PROBLEM TO WORK ON → Check every line in the records below for the word "InvoiceCount" and report how many have it, nothing more.

SUPPLIED ENTRIES →
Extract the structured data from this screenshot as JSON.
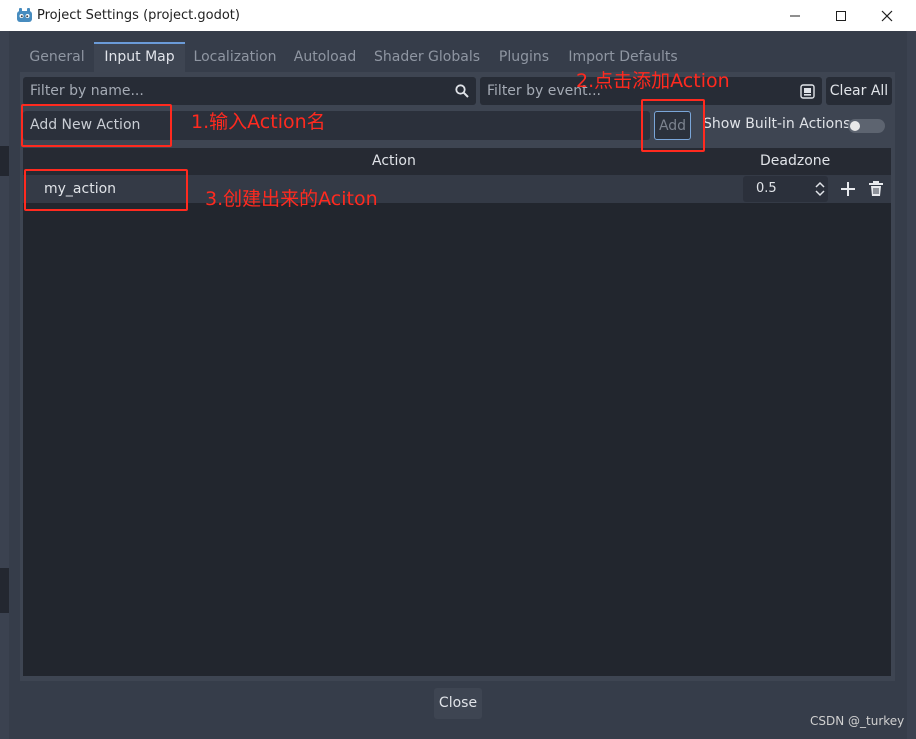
{
  "window": {
    "title": "Project Settings (project.godot)",
    "icon": "godot-icon"
  },
  "tabs": [
    {
      "label": "General",
      "active": false
    },
    {
      "label": "Input Map",
      "active": true
    },
    {
      "label": "Localization",
      "active": false
    },
    {
      "label": "Autoload",
      "active": false
    },
    {
      "label": "Shader Globals",
      "active": false
    },
    {
      "label": "Plugins",
      "active": false
    },
    {
      "label": "Import Defaults",
      "active": false
    }
  ],
  "filters": {
    "name_placeholder": "Filter by name...",
    "event_placeholder": "Filter by event...",
    "clear_all_label": "Clear All"
  },
  "new_action": {
    "placeholder": "Add New Action",
    "add_label": "Add",
    "show_builtin_label": "Show Built-in Actions",
    "show_builtin_on": false
  },
  "table": {
    "headers": {
      "action": "Action",
      "deadzone": "Deadzone"
    },
    "rows": [
      {
        "action": "my_action",
        "deadzone": "0.5"
      }
    ]
  },
  "footer": {
    "close_label": "Close"
  },
  "watermark": "CSDN @_turkey",
  "annotations": [
    {
      "label": "1.输入Action名"
    },
    {
      "label": "2.点击添加Action"
    },
    {
      "label": "3.创建出来的Aciton"
    }
  ],
  "colors": {
    "accent": "#6b9bd8",
    "annotation": "#ff2a1f",
    "panel": "#3e4552",
    "background": "#363d4a"
  }
}
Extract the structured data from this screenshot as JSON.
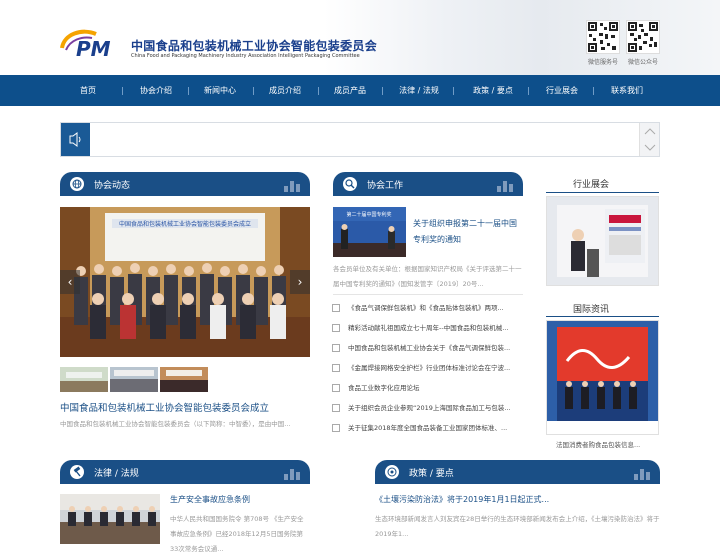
{
  "header": {
    "title": "中国食品和包装机械工业协会智能包装委员会",
    "subtitle": "China Food and Packaging Machinery Industry Association Intelligent Packaging Committee",
    "qr_captions": [
      "微信服务号",
      "微信公众号"
    ]
  },
  "nav": {
    "items": [
      "首页",
      "协会介绍",
      "新闻中心",
      "成员介绍",
      "成员产品",
      "法律 / 法规",
      "政策 / 要点",
      "行业展会",
      "联系我们"
    ]
  },
  "sections": {
    "association_news": "协会动态",
    "association_work": "协会工作",
    "exhibitions": "行业展会",
    "international": "国际资讯",
    "laws": "法律 / 法规",
    "policy": "政策 / 要点"
  },
  "news": {
    "banner_text": "中国食品和包装机械工业协会智能包装委员会成立",
    "headline": "中国食品和包装机械工业协会智能包装委员会成立",
    "summary": "中国食品和包装机械工业协会智能包装委员会（以下简称：中智委），是由中国..."
  },
  "work": {
    "thumb_text": "第二十届中国专利奖",
    "featured_title": "关于组织申报第二十一届中国专利奖的通知",
    "featured_summary": "各会员单位及有关单位：根据国家知识产权局《关于评选第二十一届中国专利奖的通知》(国知发管字〔2019〕20号...",
    "items": [
      "《食品气调保鲜包装机》和《食品贴体包装机》两项...",
      "精彩活动献礼祖国成立七十周年--中国食品和包装机械...",
      "中国食品和包装机械工业协会关于《食品气调保鲜包装...",
      "《金属焊接网格安全护栏》行业团体标准讨论会在宁波...",
      "食品工业数字化应用论坛",
      "关于组织会员企业参观“2019上海国际食品加工与包装...",
      "关于征集2018年度全国食品装备工业国家团体标准、..."
    ]
  },
  "international_caption": "法国消费者购食品包装信息...",
  "laws": {
    "title": "生产安全事故应急条例",
    "summary": "中华人民共和国国务院令 第708号 《生产安全事故应急条例》已经2018年12月5日国务院第33次常务会议通..."
  },
  "policy": {
    "title": "《土壤污染防治法》将于2019年1月1日起正式...",
    "summary": "生态环境部新闻发言人刘友宾在28日举行的生态环境部新闻发布会上介绍，《土壤污染防治法》将于2019年1..."
  },
  "colors": {
    "nav": "#0d4f8b",
    "section_header": "#1a4f86",
    "logo_orange": "#f5a300",
    "logo_blue": "#1a3f8c"
  }
}
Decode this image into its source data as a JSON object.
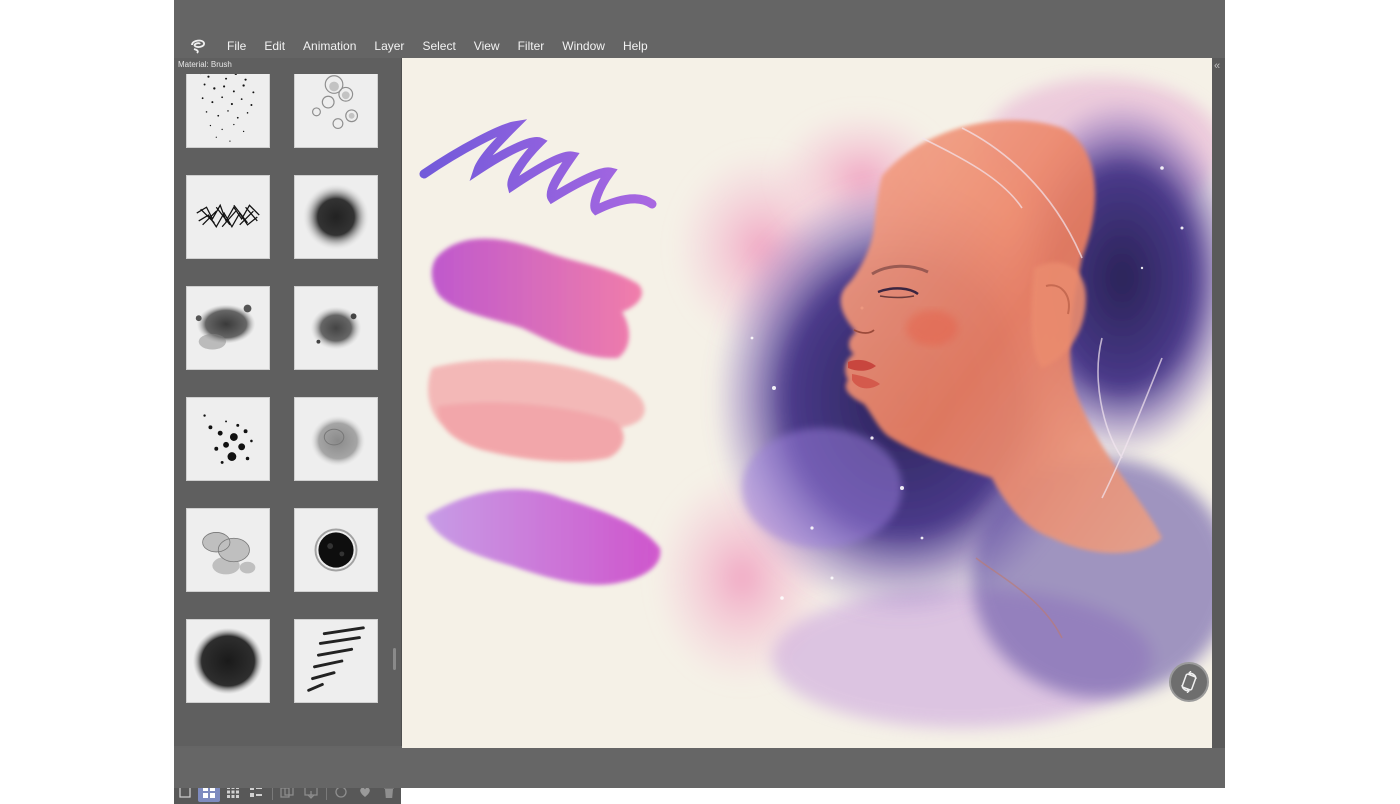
{
  "app": {
    "menu": [
      "File",
      "Edit",
      "Animation",
      "Layer",
      "Select",
      "View",
      "Filter",
      "Window",
      "Help"
    ]
  },
  "panel": {
    "title": "Material: Brush",
    "thumbnails": [
      {
        "name": "stipple-brush"
      },
      {
        "name": "soft-blob-brush"
      },
      {
        "name": "scribble-brush"
      },
      {
        "name": "round-soft-brush"
      },
      {
        "name": "wet-splatter-brush"
      },
      {
        "name": "cloud-brush"
      },
      {
        "name": "speckle-brush"
      },
      {
        "name": "gray-wash-brush"
      },
      {
        "name": "watercolor-bloom-brush"
      },
      {
        "name": "dark-spot-brush"
      },
      {
        "name": "ink-wash-brush"
      },
      {
        "name": "dash-stroke-brush"
      }
    ]
  },
  "toolbar": {
    "icons": [
      "panel-toggle-icon",
      "large-thumbnail-icon",
      "small-thumbnail-icon",
      "list-icon",
      "copy-icon",
      "import-icon",
      "refresh-icon",
      "favorite-icon",
      "delete-icon"
    ]
  },
  "colors": {
    "app_bg": "#656565",
    "canvas_bg": "#f5f1e7",
    "accent_selected": "#7e8bbf"
  }
}
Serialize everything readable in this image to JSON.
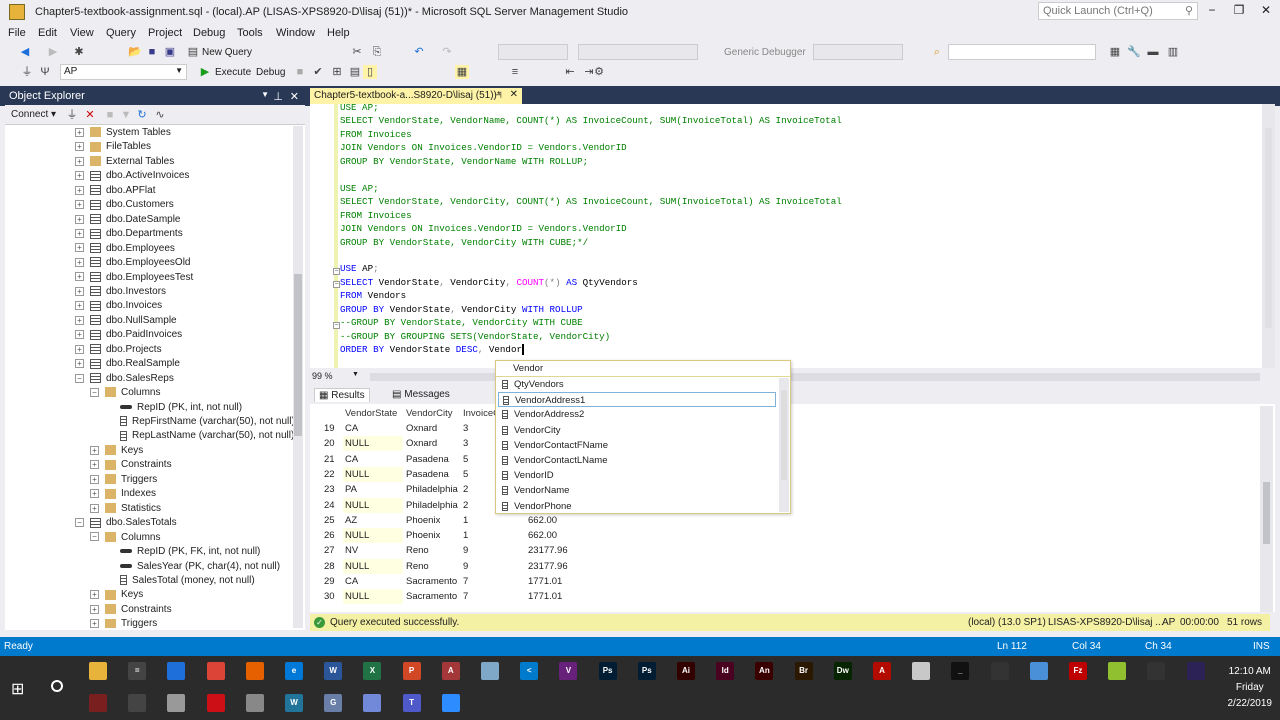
{
  "window": {
    "title": "Chapter5-textbook-assignment.sql - (local).AP (LISAS-XPS8920-D\\lisaj (51))* - Microsoft SQL Server Management Studio",
    "quick_launch_placeholder": "Quick Launch (Ctrl+Q)"
  },
  "menu": [
    "File",
    "Edit",
    "View",
    "Query",
    "Project",
    "Debug",
    "Tools",
    "Window",
    "Help"
  ],
  "toolbar": {
    "new_query": "New Query",
    "database": "AP",
    "execute": "Execute",
    "debug": "Debug",
    "debugger": "Generic Debugger"
  },
  "object_explorer": {
    "title": "Object Explorer",
    "connect": "Connect",
    "nodes": [
      {
        "label": "System Tables",
        "type": "folder",
        "level": 0,
        "exp": "+"
      },
      {
        "label": "FileTables",
        "type": "folder",
        "level": 0,
        "exp": "+"
      },
      {
        "label": "External Tables",
        "type": "folder",
        "level": 0,
        "exp": "+"
      },
      {
        "label": "dbo.ActiveInvoices",
        "type": "table",
        "level": 0,
        "exp": "+"
      },
      {
        "label": "dbo.APFlat",
        "type": "table",
        "level": 0,
        "exp": "+"
      },
      {
        "label": "dbo.Customers",
        "type": "table",
        "level": 0,
        "exp": "+"
      },
      {
        "label": "dbo.DateSample",
        "type": "table",
        "level": 0,
        "exp": "+"
      },
      {
        "label": "dbo.Departments",
        "type": "table",
        "level": 0,
        "exp": "+"
      },
      {
        "label": "dbo.Employees",
        "type": "table",
        "level": 0,
        "exp": "+"
      },
      {
        "label": "dbo.EmployeesOld",
        "type": "table",
        "level": 0,
        "exp": "+"
      },
      {
        "label": "dbo.EmployeesTest",
        "type": "table",
        "level": 0,
        "exp": "+"
      },
      {
        "label": "dbo.Investors",
        "type": "table",
        "level": 0,
        "exp": "+"
      },
      {
        "label": "dbo.Invoices",
        "type": "table",
        "level": 0,
        "exp": "+"
      },
      {
        "label": "dbo.NullSample",
        "type": "table",
        "level": 0,
        "exp": "+"
      },
      {
        "label": "dbo.PaidInvoices",
        "type": "table",
        "level": 0,
        "exp": "+"
      },
      {
        "label": "dbo.Projects",
        "type": "table",
        "level": 0,
        "exp": "+"
      },
      {
        "label": "dbo.RealSample",
        "type": "table",
        "level": 0,
        "exp": "+"
      },
      {
        "label": "dbo.SalesReps",
        "type": "table",
        "level": 0,
        "exp": "−"
      },
      {
        "label": "Columns",
        "type": "folder",
        "level": 1,
        "exp": "−"
      },
      {
        "label": "RepID (PK, int, not null)",
        "type": "key",
        "level": 2,
        "exp": ""
      },
      {
        "label": "RepFirstName (varchar(50), not null)",
        "type": "col",
        "level": 2,
        "exp": ""
      },
      {
        "label": "RepLastName (varchar(50), not null)",
        "type": "col",
        "level": 2,
        "exp": ""
      },
      {
        "label": "Keys",
        "type": "folder",
        "level": 1,
        "exp": "+"
      },
      {
        "label": "Constraints",
        "type": "folder",
        "level": 1,
        "exp": "+"
      },
      {
        "label": "Triggers",
        "type": "folder",
        "level": 1,
        "exp": "+"
      },
      {
        "label": "Indexes",
        "type": "folder",
        "level": 1,
        "exp": "+"
      },
      {
        "label": "Statistics",
        "type": "folder",
        "level": 1,
        "exp": "+"
      },
      {
        "label": "dbo.SalesTotals",
        "type": "table",
        "level": 0,
        "exp": "−"
      },
      {
        "label": "Columns",
        "type": "folder",
        "level": 1,
        "exp": "−"
      },
      {
        "label": "RepID (PK, FK, int, not null)",
        "type": "key",
        "level": 2,
        "exp": ""
      },
      {
        "label": "SalesYear (PK, char(4), not null)",
        "type": "key",
        "level": 2,
        "exp": ""
      },
      {
        "label": "SalesTotal (money, not null)",
        "type": "col",
        "level": 2,
        "exp": ""
      },
      {
        "label": "Keys",
        "type": "folder",
        "level": 1,
        "exp": "+"
      },
      {
        "label": "Constraints",
        "type": "folder",
        "level": 1,
        "exp": "+"
      },
      {
        "label": "Triggers",
        "type": "folder",
        "level": 1,
        "exp": "+"
      }
    ]
  },
  "editor": {
    "tab_title": "Chapter5-textbook-a...S8920-D\\lisaj (51))*",
    "lines": [
      [
        [
          "USE AP;",
          "cm"
        ]
      ],
      [
        [
          "SELECT VendorState, VendorName, COUNT(*) AS InvoiceCount, SUM(InvoiceTotal) AS InvoiceTotal",
          "cm"
        ]
      ],
      [
        [
          "FROM Invoices",
          "cm"
        ]
      ],
      [
        [
          "JOIN Vendors ON Invoices.VendorID = Vendors.VendorID",
          "cm"
        ]
      ],
      [
        [
          "GROUP BY VendorState, VendorName WITH ROLLUP;",
          "cm"
        ]
      ],
      [],
      [
        [
          "USE AP;",
          "cm"
        ]
      ],
      [
        [
          "SELECT VendorState, VendorCity, COUNT(*) AS InvoiceCount, SUM(InvoiceTotal) AS InvoiceTotal",
          "cm"
        ]
      ],
      [
        [
          "FROM Invoices",
          "cm"
        ]
      ],
      [
        [
          "JOIN Vendors ON Invoices.VendorID = Vendors.VendorID",
          "cm"
        ]
      ],
      [
        [
          "GROUP BY VendorState, VendorCity WITH CUBE;*/",
          "cm"
        ]
      ],
      [],
      [
        [
          "USE ",
          "kw"
        ],
        [
          "AP",
          "tx"
        ],
        [
          ";",
          "gr"
        ]
      ],
      [
        [
          "SELECT ",
          "kw"
        ],
        [
          "VendorState",
          "tx"
        ],
        [
          ", ",
          "gr"
        ],
        [
          "VendorCity",
          "tx"
        ],
        [
          ", ",
          "gr"
        ],
        [
          "COUNT",
          "fn"
        ],
        [
          "(*) ",
          "gr"
        ],
        [
          "AS ",
          "kw"
        ],
        [
          "QtyVendors",
          "tx"
        ]
      ],
      [
        [
          "FROM ",
          "kw"
        ],
        [
          "Vendors",
          "tx"
        ]
      ],
      [
        [
          "GROUP BY ",
          "kw"
        ],
        [
          "VendorState",
          "tx"
        ],
        [
          ", ",
          "gr"
        ],
        [
          "VendorCity ",
          "tx"
        ],
        [
          "WITH ROLLUP",
          "kw"
        ]
      ],
      [
        [
          "--GROUP BY VendorState, VendorCity WITH CUBE",
          "cm"
        ]
      ],
      [
        [
          "--GROUP BY GROUPING SETS(VendorState, VendorCity)",
          "cm"
        ]
      ],
      [
        [
          "ORDER BY ",
          "kw"
        ],
        [
          "VendorState ",
          "tx"
        ],
        [
          "DESC",
          "kw"
        ],
        [
          ", ",
          "gr"
        ],
        [
          "Vendor",
          "tx"
        ]
      ]
    ],
    "zoom": "99 %"
  },
  "autocomplete": {
    "typed": "Vendor",
    "items": [
      "QtyVendors",
      "VendorAddress1",
      "VendorAddress2",
      "VendorCity",
      "VendorContactFName",
      "VendorContactLName",
      "VendorID",
      "VendorName",
      "VendorPhone"
    ],
    "selected": "VendorAddress1"
  },
  "results": {
    "tabs": [
      "Results",
      "Messages"
    ],
    "columns": [
      "",
      "VendorState",
      "VendorCity",
      "InvoiceCount",
      "InvoiceTotal"
    ],
    "rows": [
      [
        "19",
        "CA",
        "Oxnard",
        "3",
        ""
      ],
      [
        "20",
        "NULL",
        "Oxnard",
        "3",
        ""
      ],
      [
        "21",
        "CA",
        "Pasadena",
        "5",
        ""
      ],
      [
        "22",
        "NULL",
        "Pasadena",
        "5",
        ""
      ],
      [
        "23",
        "PA",
        "Philadelphia",
        "2",
        ""
      ],
      [
        "24",
        "NULL",
        "Philadelphia",
        "2",
        ""
      ],
      [
        "25",
        "AZ",
        "Phoenix",
        "1",
        "662.00"
      ],
      [
        "26",
        "NULL",
        "Phoenix",
        "1",
        "662.00"
      ],
      [
        "27",
        "NV",
        "Reno",
        "9",
        "23177.96"
      ],
      [
        "28",
        "NULL",
        "Reno",
        "9",
        "23177.96"
      ],
      [
        "29",
        "CA",
        "Sacramento",
        "7",
        "1771.01"
      ],
      [
        "30",
        "NULL",
        "Sacramento",
        "7",
        "1771.01"
      ]
    ]
  },
  "query_status": {
    "message": "Query executed successfully.",
    "server": "(local) (13.0 SP1)",
    "user": "LISAS-XPS8920-D\\lisaj ...",
    "db": "AP",
    "time": "00:00:00",
    "rows": "51 rows"
  },
  "statusbar": {
    "state": "Ready",
    "ln": "Ln 112",
    "col": "Col 34",
    "ch": "Ch 34",
    "mode": "INS"
  },
  "taskbar": {
    "time": "12:10 AM",
    "day": "Friday",
    "date": "2/22/2019",
    "row1": [
      [
        "file-explorer",
        "#e8b33a",
        ""
      ],
      [
        "calculator",
        "#444",
        "="
      ],
      [
        "store",
        "#1e6fd9",
        ""
      ],
      [
        "chrome",
        "#db4437",
        ""
      ],
      [
        "firefox",
        "#e66000",
        ""
      ],
      [
        "edge",
        "#0078d7",
        "e"
      ],
      [
        "word",
        "#2b579a",
        "W"
      ],
      [
        "excel",
        "#217346",
        "X"
      ],
      [
        "powerpoint",
        "#d24726",
        "P"
      ],
      [
        "access",
        "#a4373a",
        "A"
      ],
      [
        "app",
        "#7fa8c8",
        ""
      ],
      [
        "vscode",
        "#007acc",
        "<"
      ],
      [
        "visual-studio",
        "#68217a",
        "V"
      ],
      [
        "photoshop",
        "#001d34",
        "Ps"
      ],
      [
        "photoshop-2",
        "#001d34",
        "Ps"
      ],
      [
        "illustrator",
        "#330000",
        "Ai"
      ],
      [
        "indesign",
        "#49021f",
        "Id"
      ],
      [
        "animate",
        "#3a0000",
        "An"
      ],
      [
        "bridge",
        "#2b1800",
        "Br"
      ],
      [
        "dreamweaver",
        "#072401",
        "Dw"
      ],
      [
        "acrobat",
        "#b30b00",
        "A"
      ],
      [
        "ssms",
        "#c8c8c8",
        ""
      ],
      [
        "terminal",
        "#111",
        "_"
      ],
      [
        "app-2",
        "#333",
        ""
      ],
      [
        "app-3",
        "#4a90d9",
        ""
      ],
      [
        "filezilla",
        "#bf0000",
        "Fz"
      ],
      [
        "notepad-plus",
        "#90c030",
        ""
      ],
      [
        "inkscape",
        "#333",
        ""
      ],
      [
        "eclipse",
        "#2c2255",
        ""
      ]
    ],
    "row2": [
      [
        "app-4",
        "#7a1f1f",
        ""
      ],
      [
        "app-5",
        "#444",
        ""
      ],
      [
        "app-6",
        "#999",
        ""
      ],
      [
        "opera",
        "#cc0f16",
        ""
      ],
      [
        "app-7",
        "#888",
        ""
      ],
      [
        "wordpress",
        "#21759b",
        "W"
      ],
      [
        "gms",
        "#6a7fa8",
        "G"
      ],
      [
        "discord",
        "#7289da",
        ""
      ],
      [
        "teams",
        "#5059c9",
        "T"
      ],
      [
        "zoom",
        "#2d8cff",
        ""
      ]
    ]
  }
}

WRITTEN ANSWER → 3